- **OBJECTIVE**: Repeat each line word for word.

- **Stored dataset items**:
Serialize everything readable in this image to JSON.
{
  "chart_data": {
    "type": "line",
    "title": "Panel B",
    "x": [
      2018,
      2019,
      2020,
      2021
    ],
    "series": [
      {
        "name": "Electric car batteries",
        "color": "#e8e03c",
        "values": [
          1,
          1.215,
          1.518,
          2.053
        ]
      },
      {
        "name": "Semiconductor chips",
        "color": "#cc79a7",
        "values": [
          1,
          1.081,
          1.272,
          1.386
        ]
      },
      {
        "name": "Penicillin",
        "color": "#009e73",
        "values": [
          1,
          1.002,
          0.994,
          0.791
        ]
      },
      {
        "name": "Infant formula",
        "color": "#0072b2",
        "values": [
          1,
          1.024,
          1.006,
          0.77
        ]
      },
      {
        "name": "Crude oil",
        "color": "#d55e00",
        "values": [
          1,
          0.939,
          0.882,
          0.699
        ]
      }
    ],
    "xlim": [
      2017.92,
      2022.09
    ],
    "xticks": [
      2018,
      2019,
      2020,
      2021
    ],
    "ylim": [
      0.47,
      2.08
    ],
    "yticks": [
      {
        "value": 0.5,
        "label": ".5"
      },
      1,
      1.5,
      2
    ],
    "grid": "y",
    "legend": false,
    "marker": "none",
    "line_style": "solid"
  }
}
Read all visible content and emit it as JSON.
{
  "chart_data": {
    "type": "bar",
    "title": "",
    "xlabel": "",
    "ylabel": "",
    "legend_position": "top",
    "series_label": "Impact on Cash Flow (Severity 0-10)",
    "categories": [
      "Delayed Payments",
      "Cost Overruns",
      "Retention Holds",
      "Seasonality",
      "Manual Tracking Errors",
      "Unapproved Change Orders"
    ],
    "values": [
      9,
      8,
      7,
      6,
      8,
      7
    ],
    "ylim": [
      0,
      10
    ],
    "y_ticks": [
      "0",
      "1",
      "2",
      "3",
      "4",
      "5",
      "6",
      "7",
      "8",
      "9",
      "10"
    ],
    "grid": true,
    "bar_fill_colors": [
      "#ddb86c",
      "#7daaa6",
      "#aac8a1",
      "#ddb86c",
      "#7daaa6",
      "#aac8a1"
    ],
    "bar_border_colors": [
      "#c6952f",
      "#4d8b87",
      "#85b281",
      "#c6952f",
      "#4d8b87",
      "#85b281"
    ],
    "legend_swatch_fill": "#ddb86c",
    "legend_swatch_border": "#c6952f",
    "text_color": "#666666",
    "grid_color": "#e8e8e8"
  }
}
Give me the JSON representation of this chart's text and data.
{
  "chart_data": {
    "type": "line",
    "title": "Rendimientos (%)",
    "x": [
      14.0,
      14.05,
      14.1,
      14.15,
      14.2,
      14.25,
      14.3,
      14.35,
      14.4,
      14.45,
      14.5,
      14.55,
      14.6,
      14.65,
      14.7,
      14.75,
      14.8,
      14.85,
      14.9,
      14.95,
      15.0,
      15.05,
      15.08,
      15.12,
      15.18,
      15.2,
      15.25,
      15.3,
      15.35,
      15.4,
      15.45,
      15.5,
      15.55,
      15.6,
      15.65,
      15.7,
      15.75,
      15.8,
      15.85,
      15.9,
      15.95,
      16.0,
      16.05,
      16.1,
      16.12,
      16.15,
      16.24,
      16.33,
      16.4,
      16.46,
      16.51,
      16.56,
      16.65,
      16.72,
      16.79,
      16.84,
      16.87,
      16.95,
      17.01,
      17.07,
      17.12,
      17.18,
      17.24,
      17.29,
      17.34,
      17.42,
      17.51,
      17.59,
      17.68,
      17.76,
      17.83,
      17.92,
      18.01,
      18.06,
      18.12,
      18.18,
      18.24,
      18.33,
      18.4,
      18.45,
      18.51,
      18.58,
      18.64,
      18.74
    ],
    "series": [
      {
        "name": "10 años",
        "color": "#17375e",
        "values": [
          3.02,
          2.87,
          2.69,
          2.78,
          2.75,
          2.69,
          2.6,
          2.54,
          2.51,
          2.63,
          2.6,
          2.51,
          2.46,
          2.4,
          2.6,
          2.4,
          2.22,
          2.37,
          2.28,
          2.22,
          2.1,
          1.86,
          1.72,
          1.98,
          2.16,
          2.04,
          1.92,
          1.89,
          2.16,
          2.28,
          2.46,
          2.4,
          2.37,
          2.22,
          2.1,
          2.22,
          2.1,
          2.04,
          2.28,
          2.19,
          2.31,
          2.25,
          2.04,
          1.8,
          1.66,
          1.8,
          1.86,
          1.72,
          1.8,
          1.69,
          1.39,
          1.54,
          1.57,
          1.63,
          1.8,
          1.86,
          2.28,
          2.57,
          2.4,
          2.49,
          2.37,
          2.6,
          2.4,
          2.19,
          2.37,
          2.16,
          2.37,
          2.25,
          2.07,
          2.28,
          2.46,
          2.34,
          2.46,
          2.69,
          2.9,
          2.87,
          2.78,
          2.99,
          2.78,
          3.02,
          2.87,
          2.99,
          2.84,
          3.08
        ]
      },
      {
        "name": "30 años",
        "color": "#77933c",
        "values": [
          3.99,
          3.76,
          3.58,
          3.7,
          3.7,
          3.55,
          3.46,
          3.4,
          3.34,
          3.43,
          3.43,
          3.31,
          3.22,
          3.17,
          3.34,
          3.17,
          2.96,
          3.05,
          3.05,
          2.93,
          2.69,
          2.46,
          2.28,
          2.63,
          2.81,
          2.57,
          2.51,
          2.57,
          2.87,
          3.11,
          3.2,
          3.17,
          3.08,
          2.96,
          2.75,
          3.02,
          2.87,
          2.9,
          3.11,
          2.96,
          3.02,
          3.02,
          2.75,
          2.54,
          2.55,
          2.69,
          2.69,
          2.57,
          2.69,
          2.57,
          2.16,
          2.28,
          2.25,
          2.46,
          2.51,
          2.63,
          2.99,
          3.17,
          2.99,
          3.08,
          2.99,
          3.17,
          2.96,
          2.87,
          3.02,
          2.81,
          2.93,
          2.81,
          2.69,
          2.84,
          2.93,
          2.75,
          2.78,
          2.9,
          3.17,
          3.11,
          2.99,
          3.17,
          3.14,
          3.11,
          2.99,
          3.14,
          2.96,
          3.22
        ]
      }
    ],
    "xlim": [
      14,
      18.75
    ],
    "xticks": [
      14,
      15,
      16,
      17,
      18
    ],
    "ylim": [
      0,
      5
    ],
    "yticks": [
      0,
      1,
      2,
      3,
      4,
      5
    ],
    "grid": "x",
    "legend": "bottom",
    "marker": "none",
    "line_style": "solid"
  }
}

- **RIGHT ANSWER**:
Serialize everything readable in this image to JSON.
{
  "chart_data": {
    "type": "line",
    "title": "Panel B",
    "x": [
      2018,
      2019,
      2020,
      2021
    ],
    "series": [
      {
        "name": "Electric car batteries",
        "color": "#e8e03c",
        "values": [
          1,
          1.215,
          1.518,
          2.053
        ]
      },
      {
        "name": "Semiconductor chips",
        "color": "#cc79a7",
        "values": [
          1,
          1.081,
          1.272,
          1.386
        ]
      },
      {
        "name": "Penicillin",
        "color": "#009e73",
        "values": [
          1,
          1.002,
          0.994,
          0.791
        ]
      },
      {
        "name": "Infant formula",
        "color": "#0072b2",
        "values": [
          1,
          1.024,
          1.006,
          0.77
        ]
      },
      {
        "name": "Crude oil",
        "color": "#d55e00",
        "values": [
          1,
          0.939,
          0.882,
          0.699
        ]
      }
    ],
    "xlim": [
      2017.92,
      2022.09
    ],
    "xticks": [
      2018,
      2019,
      2020,
      2021
    ],
    "ylim": [
      0.47,
      2.08
    ],
    "yticks": [
      {
        "value": 0.5,
        "label": ".5"
      },
      1,
      1.5,
      2
    ],
    "grid": "y",
    "legend": false,
    "marker": "none",
    "line_style": "solid"
  }
}
Read all visible content and emit it as JSON.
{
  "chart_data": {
    "type": "bar",
    "title": "",
    "xlabel": "",
    "ylabel": "",
    "legend_position": "top",
    "series_label": "Impact on Cash Flow (Severity 0-10)",
    "categories": [
      "Delayed Payments",
      "Cost Overruns",
      "Retention Holds",
      "Seasonality",
      "Manual Tracking Errors",
      "Unapproved Change Orders"
    ],
    "values": [
      9,
      8,
      7,
      6,
      8,
      7
    ],
    "ylim": [
      0,
      10
    ],
    "y_ticks": [
      "0",
      "1",
      "2",
      "3",
      "4",
      "5",
      "6",
      "7",
      "8",
      "9",
      "10"
    ],
    "grid": true,
    "bar_fill_colors": [
      "#ddb86c",
      "#7daaa6",
      "#aac8a1",
      "#ddb86c",
      "#7daaa6",
      "#aac8a1"
    ],
    "bar_border_colors": [
      "#c6952f",
      "#4d8b87",
      "#85b281",
      "#c6952f",
      "#4d8b87",
      "#85b281"
    ],
    "legend_swatch_fill": "#ddb86c",
    "legend_swatch_border": "#c6952f",
    "text_color": "#666666",
    "grid_color": "#e8e8e8"
  }
}
Give me the JSON representation of this chart's text and data.
{
  "chart_data": {
    "type": "line",
    "title": "Rendimientos (%)",
    "x": [
      14.0,
      14.05,
      14.1,
      14.15,
      14.2,
      14.25,
      14.3,
      14.35,
      14.4,
      14.45,
      14.5,
      14.55,
      14.6,
      14.65,
      14.7,
      14.75,
      14.8,
      14.85,
      14.9,
      14.95,
      15.0,
      15.05,
      15.08,
      15.12,
      15.18,
      15.2,
      15.25,
      15.3,
      15.35,
      15.4,
      15.45,
      15.5,
      15.55,
      15.6,
      15.65,
      15.7,
      15.75,
      15.8,
      15.85,
      15.9,
      15.95,
      16.0,
      16.05,
      16.1,
      16.12,
      16.15,
      16.24,
      16.33,
      16.4,
      16.46,
      16.51,
      16.56,
      16.65,
      16.72,
      16.79,
      16.84,
      16.87,
      16.95,
      17.01,
      17.07,
      17.12,
      17.18,
      17.24,
      17.29,
      17.34,
      17.42,
      17.51,
      17.59,
      17.68,
      17.76,
      17.83,
      17.92,
      18.01,
      18.06,
      18.12,
      18.18,
      18.24,
      18.33,
      18.4,
      18.45,
      18.51,
      18.58,
      18.64,
      18.74
    ],
    "series": [
      {
        "name": "10 años",
        "color": "#17375e",
        "values": [
          3.02,
          2.87,
          2.69,
          2.78,
          2.75,
          2.69,
          2.6,
          2.54,
          2.51,
          2.63,
          2.6,
          2.51,
          2.46,
          2.4,
          2.6,
          2.4,
          2.22,
          2.37,
          2.28,
          2.22,
          2.1,
          1.86,
          1.72,
          1.98,
          2.16,
          2.04,
          1.92,
          1.89,
          2.16,
          2.28,
          2.46,
          2.4,
          2.37,
          2.22,
          2.1,
          2.22,
          2.1,
          2.04,
          2.28,
          2.19,
          2.31,
          2.25,
          2.04,
          1.8,
          1.66,
          1.8,
          1.86,
          1.72,
          1.8,
          1.69,
          1.39,
          1.54,
          1.57,
          1.63,
          1.8,
          1.86,
          2.28,
          2.57,
          2.4,
          2.49,
          2.37,
          2.6,
          2.4,
          2.19,
          2.37,
          2.16,
          2.37,
          2.25,
          2.07,
          2.28,
          2.46,
          2.34,
          2.46,
          2.69,
          2.9,
          2.87,
          2.78,
          2.99,
          2.78,
          3.02,
          2.87,
          2.99,
          2.84,
          3.08
        ]
      },
      {
        "name": "30 años",
        "color": "#77933c",
        "values": [
          3.99,
          3.76,
          3.58,
          3.7,
          3.7,
          3.55,
          3.46,
          3.4,
          3.34,
          3.43,
          3.43,
          3.31,
          3.22,
          3.17,
          3.34,
          3.17,
          2.96,
          3.05,
          3.05,
          2.93,
          2.69,
          2.46,
          2.28,
          2.63,
          2.81,
          2.57,
          2.51,
          2.57,
          2.87,
          3.11,
          3.2,
          3.17,
          3.08,
          2.96,
          2.75,
          3.02,
          2.87,
          2.9,
          3.11,
          2.96,
          3.02,
          3.02,
          2.75,
          2.54,
          2.55,
          2.69,
          2.69,
          2.57,
          2.69,
          2.57,
          2.16,
          2.28,
          2.25,
          2.46,
          2.51,
          2.63,
          2.99,
          3.17,
          2.99,
          3.08,
          2.99,
          3.17,
          2.96,
          2.87,
          3.02,
          2.81,
          2.93,
          2.81,
          2.69,
          2.84,
          2.93,
          2.75,
          2.78,
          2.9,
          3.17,
          3.11,
          2.99,
          3.17,
          3.14,
          3.11,
          2.99,
          3.14,
          2.96,
          3.22
        ]
      }
    ],
    "xlim": [
      14,
      18.75
    ],
    "xticks": [
      14,
      15,
      16,
      17,
      18
    ],
    "ylim": [
      0,
      5
    ],
    "yticks": [
      0,
      1,
      2,
      3,
      4,
      5
    ],
    "grid": "x",
    "legend": "bottom",
    "marker": "none",
    "line_style": "solid"
  }
}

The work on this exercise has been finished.